[Stored entries]
• • • •

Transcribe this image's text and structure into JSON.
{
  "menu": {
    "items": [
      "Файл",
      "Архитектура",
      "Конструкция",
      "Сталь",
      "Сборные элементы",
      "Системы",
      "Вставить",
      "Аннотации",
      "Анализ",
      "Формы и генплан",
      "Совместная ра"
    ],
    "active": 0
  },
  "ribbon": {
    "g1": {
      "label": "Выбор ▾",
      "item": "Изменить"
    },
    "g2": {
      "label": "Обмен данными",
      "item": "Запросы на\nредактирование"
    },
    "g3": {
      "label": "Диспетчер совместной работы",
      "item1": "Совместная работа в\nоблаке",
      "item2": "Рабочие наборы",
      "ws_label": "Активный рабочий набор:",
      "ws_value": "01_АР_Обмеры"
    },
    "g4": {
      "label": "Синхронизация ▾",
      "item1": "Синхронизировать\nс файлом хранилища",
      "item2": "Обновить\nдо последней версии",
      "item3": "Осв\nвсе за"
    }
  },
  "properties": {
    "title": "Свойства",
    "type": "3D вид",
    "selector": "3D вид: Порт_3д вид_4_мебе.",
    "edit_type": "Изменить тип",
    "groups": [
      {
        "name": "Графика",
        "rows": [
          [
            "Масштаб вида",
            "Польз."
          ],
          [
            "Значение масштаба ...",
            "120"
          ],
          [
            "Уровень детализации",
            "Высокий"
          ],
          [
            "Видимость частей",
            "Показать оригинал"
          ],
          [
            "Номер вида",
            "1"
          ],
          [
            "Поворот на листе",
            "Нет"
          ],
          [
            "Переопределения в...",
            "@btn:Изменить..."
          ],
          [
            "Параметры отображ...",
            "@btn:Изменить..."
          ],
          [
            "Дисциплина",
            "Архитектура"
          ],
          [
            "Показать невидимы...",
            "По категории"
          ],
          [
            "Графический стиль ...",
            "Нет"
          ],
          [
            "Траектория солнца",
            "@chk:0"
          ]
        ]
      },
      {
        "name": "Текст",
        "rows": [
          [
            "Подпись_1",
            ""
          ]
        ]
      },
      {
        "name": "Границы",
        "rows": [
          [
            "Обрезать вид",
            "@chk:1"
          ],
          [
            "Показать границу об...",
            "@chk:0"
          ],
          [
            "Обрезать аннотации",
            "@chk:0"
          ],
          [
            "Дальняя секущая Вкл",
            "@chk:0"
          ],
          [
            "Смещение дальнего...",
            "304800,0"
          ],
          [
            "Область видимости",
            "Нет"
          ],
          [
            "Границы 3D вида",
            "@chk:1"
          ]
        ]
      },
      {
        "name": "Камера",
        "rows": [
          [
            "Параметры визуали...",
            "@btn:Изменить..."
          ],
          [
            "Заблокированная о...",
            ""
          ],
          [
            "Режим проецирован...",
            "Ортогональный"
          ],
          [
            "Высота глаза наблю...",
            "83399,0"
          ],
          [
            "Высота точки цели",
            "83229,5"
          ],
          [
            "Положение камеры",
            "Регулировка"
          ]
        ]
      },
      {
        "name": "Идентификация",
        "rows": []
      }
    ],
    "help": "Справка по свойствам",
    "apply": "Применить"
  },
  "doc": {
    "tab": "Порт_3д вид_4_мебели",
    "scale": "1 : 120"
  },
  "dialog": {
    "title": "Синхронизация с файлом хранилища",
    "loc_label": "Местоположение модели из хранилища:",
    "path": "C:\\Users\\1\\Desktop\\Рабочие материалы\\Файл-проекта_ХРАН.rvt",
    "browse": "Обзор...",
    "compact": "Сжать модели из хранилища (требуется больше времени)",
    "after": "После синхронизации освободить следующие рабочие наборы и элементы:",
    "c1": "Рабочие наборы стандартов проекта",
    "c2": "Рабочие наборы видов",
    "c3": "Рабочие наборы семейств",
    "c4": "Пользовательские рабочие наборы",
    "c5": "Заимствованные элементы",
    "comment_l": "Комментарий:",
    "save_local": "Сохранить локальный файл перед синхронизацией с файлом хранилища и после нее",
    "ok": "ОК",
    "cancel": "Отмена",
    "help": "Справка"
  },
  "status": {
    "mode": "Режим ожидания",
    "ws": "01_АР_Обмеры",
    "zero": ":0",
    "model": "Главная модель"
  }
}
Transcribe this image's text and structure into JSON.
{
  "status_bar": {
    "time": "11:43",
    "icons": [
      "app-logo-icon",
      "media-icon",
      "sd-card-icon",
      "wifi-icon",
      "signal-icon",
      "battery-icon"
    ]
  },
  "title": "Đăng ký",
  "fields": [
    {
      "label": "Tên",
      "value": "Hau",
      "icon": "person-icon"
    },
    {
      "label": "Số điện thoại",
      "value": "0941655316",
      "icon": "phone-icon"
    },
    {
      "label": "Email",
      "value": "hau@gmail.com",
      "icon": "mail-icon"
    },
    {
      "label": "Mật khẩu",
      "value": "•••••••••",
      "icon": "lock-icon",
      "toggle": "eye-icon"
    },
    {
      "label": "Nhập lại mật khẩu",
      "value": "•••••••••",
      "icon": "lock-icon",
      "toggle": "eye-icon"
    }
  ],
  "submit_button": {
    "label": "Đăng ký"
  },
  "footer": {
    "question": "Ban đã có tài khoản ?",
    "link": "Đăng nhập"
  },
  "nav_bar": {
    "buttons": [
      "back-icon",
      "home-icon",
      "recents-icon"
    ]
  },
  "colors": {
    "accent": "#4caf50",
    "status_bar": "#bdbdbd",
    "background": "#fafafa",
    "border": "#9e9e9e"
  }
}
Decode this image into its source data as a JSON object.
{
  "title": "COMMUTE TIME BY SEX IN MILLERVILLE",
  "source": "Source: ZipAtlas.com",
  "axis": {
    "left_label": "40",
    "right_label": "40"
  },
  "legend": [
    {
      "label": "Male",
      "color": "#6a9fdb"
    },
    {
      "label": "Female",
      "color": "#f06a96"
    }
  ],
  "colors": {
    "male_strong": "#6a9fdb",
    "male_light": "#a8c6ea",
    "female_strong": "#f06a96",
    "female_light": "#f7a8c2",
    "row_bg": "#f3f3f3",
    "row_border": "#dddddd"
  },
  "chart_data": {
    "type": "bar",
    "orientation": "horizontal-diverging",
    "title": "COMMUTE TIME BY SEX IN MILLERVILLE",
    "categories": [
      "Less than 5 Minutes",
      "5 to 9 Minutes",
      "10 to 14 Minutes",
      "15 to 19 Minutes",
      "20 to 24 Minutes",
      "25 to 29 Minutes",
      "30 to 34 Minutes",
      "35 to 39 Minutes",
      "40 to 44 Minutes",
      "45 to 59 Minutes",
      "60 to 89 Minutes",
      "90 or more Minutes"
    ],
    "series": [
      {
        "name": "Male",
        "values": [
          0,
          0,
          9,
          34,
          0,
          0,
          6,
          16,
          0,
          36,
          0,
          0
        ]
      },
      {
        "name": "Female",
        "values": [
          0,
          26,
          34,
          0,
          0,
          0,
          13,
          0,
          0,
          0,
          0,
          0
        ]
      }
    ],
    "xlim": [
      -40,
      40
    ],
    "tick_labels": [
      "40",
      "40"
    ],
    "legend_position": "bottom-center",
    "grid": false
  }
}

• • • •

**REQUIREMENTS:**
Retype the material in full, character for character.

**SOLVED PROBLEM:**
Transcribe this image's text and structure into JSON.
{
  "menu": {
    "items": [
      "Файл",
      "Архитектура",
      "Конструкция",
      "Сталь",
      "Сборные элементы",
      "Системы",
      "Вставить",
      "Аннотации",
      "Анализ",
      "Формы и генплан",
      "Совместная ра"
    ],
    "active": 0
  },
  "ribbon": {
    "g1": {
      "label": "Выбор ▾",
      "item": "Изменить"
    },
    "g2": {
      "label": "Обмен данными",
      "item": "Запросы на\nредактирование"
    },
    "g3": {
      "label": "Диспетчер совместной работы",
      "item1": "Совместная работа в\nоблаке",
      "item2": "Рабочие наборы",
      "ws_label": "Активный рабочий набор:",
      "ws_value": "01_АР_Обмеры"
    },
    "g4": {
      "label": "Синхронизация ▾",
      "item1": "Синхронизировать\nс файлом хранилища",
      "item2": "Обновить\nдо последней версии",
      "item3": "Осв\nвсе за"
    }
  },
  "properties": {
    "title": "Свойства",
    "type": "3D вид",
    "selector": "3D вид: Порт_3д вид_4_мебе.",
    "edit_type": "Изменить тип",
    "groups": [
      {
        "name": "Графика",
        "rows": [
          [
            "Масштаб вида",
            "Польз."
          ],
          [
            "Значение масштаба ...",
            "120"
          ],
          [
            "Уровень детализации",
            "Высокий"
          ],
          [
            "Видимость частей",
            "Показать оригинал"
          ],
          [
            "Номер вида",
            "1"
          ],
          [
            "Поворот на листе",
            "Нет"
          ],
          [
            "Переопределения в...",
            "@btn:Изменить..."
          ],
          [
            "Параметры отображ...",
            "@btn:Изменить..."
          ],
          [
            "Дисциплина",
            "Архитектура"
          ],
          [
            "Показать невидимы...",
            "По категории"
          ],
          [
            "Графический стиль ...",
            "Нет"
          ],
          [
            "Траектория солнца",
            "@chk:0"
          ]
        ]
      },
      {
        "name": "Текст",
        "rows": [
          [
            "Подпись_1",
            ""
          ]
        ]
      },
      {
        "name": "Границы",
        "rows": [
          [
            "Обрезать вид",
            "@chk:1"
          ],
          [
            "Показать границу об...",
            "@chk:0"
          ],
          [
            "Обрезать аннотации",
            "@chk:0"
          ],
          [
            "Дальняя секущая Вкл",
            "@chk:0"
          ],
          [
            "Смещение дальнего...",
            "304800,0"
          ],
          [
            "Область видимости",
            "Нет"
          ],
          [
            "Границы 3D вида",
            "@chk:1"
          ]
        ]
      },
      {
        "name": "Камера",
        "rows": [
          [
            "Параметры визуали...",
            "@btn:Изменить..."
          ],
          [
            "Заблокированная о...",
            ""
          ],
          [
            "Режим проецирован...",
            "Ортогональный"
          ],
          [
            "Высота глаза наблю...",
            "83399,0"
          ],
          [
            "Высота точки цели",
            "83229,5"
          ],
          [
            "Положение камеры",
            "Регулировка"
          ]
        ]
      },
      {
        "name": "Идентификация",
        "rows": []
      }
    ],
    "help": "Справка по свойствам",
    "apply": "Применить"
  },
  "doc": {
    "tab": "Порт_3д вид_4_мебели",
    "scale": "1 : 120"
  },
  "dialog": {
    "title": "Синхронизация с файлом хранилища",
    "loc_label": "Местоположение модели из хранилища:",
    "path": "C:\\Users\\1\\Desktop\\Рабочие материалы\\Файл-проекта_ХРАН.rvt",
    "browse": "Обзор...",
    "compact": "Сжать модели из хранилища (требуется больше времени)",
    "after": "После синхронизации освободить следующие рабочие наборы и элементы:",
    "c1": "Рабочие наборы стандартов проекта",
    "c2": "Рабочие наборы видов",
    "c3": "Рабочие наборы семейств",
    "c4": "Пользовательские рабочие наборы",
    "c5": "Заимствованные элементы",
    "comment_l": "Комментарий:",
    "save_local": "Сохранить локальный файл перед синхронизацией с файлом хранилища и после нее",
    "ok": "ОК",
    "cancel": "Отмена",
    "help": "Справка"
  },
  "status": {
    "mode": "Режим ожидания",
    "ws": "01_АР_Обмеры",
    "zero": ":0",
    "model": "Главная модель"
  }
}
Transcribe this image's text and structure into JSON.
{
  "status_bar": {
    "time": "11:43",
    "icons": [
      "app-logo-icon",
      "media-icon",
      "sd-card-icon",
      "wifi-icon",
      "signal-icon",
      "battery-icon"
    ]
  },
  "title": "Đăng ký",
  "fields": [
    {
      "label": "Tên",
      "value": "Hau",
      "icon": "person-icon"
    },
    {
      "label": "Số điện thoại",
      "value": "0941655316",
      "icon": "phone-icon"
    },
    {
      "label": "Email",
      "value": "hau@gmail.com",
      "icon": "mail-icon"
    },
    {
      "label": "Mật khẩu",
      "value": "•••••••••",
      "icon": "lock-icon",
      "toggle": "eye-icon"
    },
    {
      "label": "Nhập lại mật khẩu",
      "value": "•••••••••",
      "icon": "lock-icon",
      "toggle": "eye-icon"
    }
  ],
  "submit_button": {
    "label": "Đăng ký"
  },
  "footer": {
    "question": "Ban đã có tài khoản ?",
    "link": "Đăng nhập"
  },
  "nav_bar": {
    "buttons": [
      "back-icon",
      "home-icon",
      "recents-icon"
    ]
  },
  "colors": {
    "accent": "#4caf50",
    "status_bar": "#bdbdbd",
    "background": "#fafafa",
    "border": "#9e9e9e"
  }
}
Decode this image into its source data as a JSON object.
{
  "title": "COMMUTE TIME BY SEX IN MILLERVILLE",
  "source": "Source: ZipAtlas.com",
  "axis": {
    "left_label": "40",
    "right_label": "40"
  },
  "legend": [
    {
      "label": "Male",
      "color": "#6a9fdb"
    },
    {
      "label": "Female",
      "color": "#f06a96"
    }
  ],
  "colors": {
    "male_strong": "#6a9fdb",
    "male_light": "#a8c6ea",
    "female_strong": "#f06a96",
    "female_light": "#f7a8c2",
    "row_bg": "#f3f3f3",
    "row_border": "#dddddd"
  },
  "chart_data": {
    "type": "bar",
    "orientation": "horizontal-diverging",
    "title": "COMMUTE TIME BY SEX IN MILLERVILLE",
    "categories": [
      "Less than 5 Minutes",
      "5 to 9 Minutes",
      "10 to 14 Minutes",
      "15 to 19 Minutes",
      "20 to 24 Minutes",
      "25 to 29 Minutes",
      "30 to 34 Minutes",
      "35 to 39 Minutes",
      "40 to 44 Minutes",
      "45 to 59 Minutes",
      "60 to 89 Minutes",
      "90 or more Minutes"
    ],
    "series": [
      {
        "name": "Male",
        "values": [
          0,
          0,
          9,
          34,
          0,
          0,
          6,
          16,
          0,
          36,
          0,
          0
        ]
      },
      {
        "name": "Female",
        "values": [
          0,
          26,
          34,
          0,
          0,
          0,
          13,
          0,
          0,
          0,
          0,
          0
        ]
      }
    ],
    "xlim": [
      -40,
      40
    ],
    "tick_labels": [
      "40",
      "40"
    ],
    "legend_position": "bottom-center",
    "grid": false
  }
}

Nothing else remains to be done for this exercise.